[Extracted data entries]
----------

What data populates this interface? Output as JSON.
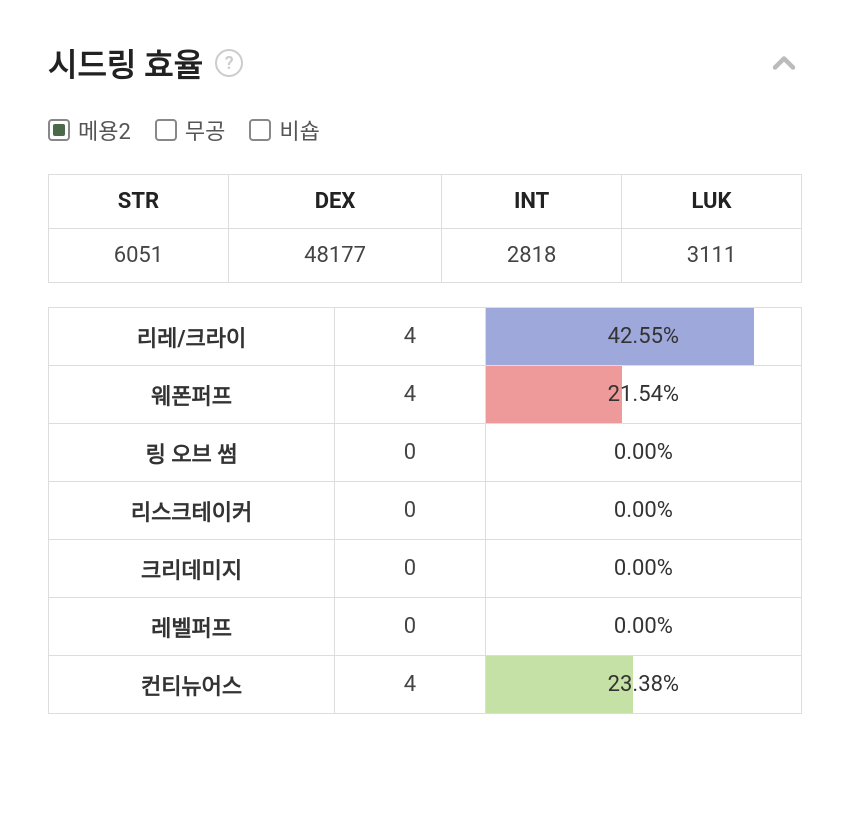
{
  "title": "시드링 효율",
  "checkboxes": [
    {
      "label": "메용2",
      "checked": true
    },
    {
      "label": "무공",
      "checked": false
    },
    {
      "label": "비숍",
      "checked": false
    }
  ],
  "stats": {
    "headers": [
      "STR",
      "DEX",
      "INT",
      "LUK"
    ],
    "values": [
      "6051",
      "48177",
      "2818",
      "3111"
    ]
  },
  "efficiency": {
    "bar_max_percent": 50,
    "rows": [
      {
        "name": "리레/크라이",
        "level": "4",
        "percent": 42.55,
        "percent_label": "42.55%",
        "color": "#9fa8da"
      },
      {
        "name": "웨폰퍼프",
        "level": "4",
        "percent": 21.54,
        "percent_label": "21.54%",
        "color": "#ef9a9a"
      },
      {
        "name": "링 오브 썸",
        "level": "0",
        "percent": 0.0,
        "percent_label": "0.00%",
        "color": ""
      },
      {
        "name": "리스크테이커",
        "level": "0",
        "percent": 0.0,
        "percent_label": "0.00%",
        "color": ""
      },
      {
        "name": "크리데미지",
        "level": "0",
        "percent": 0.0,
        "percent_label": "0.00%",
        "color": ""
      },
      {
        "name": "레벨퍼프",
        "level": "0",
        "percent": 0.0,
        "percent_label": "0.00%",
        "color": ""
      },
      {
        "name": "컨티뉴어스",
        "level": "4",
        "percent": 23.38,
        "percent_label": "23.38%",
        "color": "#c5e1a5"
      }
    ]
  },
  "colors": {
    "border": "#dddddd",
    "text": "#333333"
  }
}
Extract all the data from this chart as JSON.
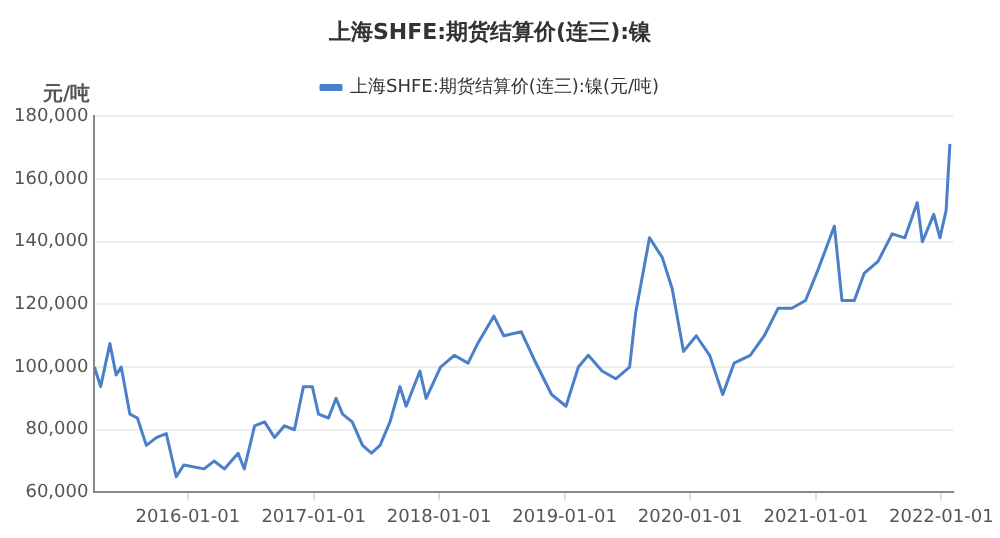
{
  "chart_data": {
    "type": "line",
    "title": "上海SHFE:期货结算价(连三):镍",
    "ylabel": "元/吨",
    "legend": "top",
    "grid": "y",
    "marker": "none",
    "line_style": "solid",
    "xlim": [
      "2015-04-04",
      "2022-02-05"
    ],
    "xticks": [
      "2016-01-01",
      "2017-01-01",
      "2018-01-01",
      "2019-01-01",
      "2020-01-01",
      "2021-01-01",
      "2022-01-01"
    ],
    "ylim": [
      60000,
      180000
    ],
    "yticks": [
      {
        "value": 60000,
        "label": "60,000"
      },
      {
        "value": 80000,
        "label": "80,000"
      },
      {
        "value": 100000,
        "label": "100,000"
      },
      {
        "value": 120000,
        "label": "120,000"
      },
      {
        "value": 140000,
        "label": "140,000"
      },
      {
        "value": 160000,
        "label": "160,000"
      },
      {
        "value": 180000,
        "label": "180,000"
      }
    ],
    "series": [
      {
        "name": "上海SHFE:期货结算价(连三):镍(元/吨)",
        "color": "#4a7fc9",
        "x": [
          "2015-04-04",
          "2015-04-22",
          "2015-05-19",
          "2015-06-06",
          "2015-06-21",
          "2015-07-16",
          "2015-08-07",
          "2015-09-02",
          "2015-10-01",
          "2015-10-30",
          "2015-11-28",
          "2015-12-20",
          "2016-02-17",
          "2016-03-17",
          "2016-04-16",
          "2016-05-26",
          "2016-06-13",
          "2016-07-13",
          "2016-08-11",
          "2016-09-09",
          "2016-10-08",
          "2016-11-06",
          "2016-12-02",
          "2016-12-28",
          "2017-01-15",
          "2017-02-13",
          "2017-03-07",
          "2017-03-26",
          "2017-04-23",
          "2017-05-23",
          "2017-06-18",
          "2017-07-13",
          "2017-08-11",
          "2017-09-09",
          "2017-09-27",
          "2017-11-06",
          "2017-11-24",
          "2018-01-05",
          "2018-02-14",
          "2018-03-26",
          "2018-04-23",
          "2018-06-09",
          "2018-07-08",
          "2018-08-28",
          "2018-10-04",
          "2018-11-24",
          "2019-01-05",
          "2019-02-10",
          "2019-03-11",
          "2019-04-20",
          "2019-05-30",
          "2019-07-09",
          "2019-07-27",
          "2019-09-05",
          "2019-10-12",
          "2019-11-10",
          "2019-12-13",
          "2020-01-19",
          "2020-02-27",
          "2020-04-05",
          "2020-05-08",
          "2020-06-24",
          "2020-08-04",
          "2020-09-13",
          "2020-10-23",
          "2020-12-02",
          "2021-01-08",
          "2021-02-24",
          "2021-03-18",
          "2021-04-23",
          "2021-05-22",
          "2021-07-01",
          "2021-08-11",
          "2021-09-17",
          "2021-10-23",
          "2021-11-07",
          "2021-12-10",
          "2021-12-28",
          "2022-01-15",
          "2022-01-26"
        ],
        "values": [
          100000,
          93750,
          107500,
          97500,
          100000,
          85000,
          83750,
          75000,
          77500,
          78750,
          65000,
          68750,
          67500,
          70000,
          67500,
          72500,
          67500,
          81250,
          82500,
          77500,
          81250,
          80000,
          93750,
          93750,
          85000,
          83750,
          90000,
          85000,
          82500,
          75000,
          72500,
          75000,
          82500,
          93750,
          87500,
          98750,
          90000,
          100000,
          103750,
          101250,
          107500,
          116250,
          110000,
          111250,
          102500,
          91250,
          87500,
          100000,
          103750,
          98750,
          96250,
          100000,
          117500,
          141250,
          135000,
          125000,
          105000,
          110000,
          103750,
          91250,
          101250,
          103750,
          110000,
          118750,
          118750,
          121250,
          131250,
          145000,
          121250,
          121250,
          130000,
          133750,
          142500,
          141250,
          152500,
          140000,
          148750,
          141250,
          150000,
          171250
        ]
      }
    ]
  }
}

----------

What you are asked to do:
Find the lines containing "JSON" and list every one of them.

Output of the exercise:
What data populates this interface? Output as JSON.
Extract all the data from this chart as JSON.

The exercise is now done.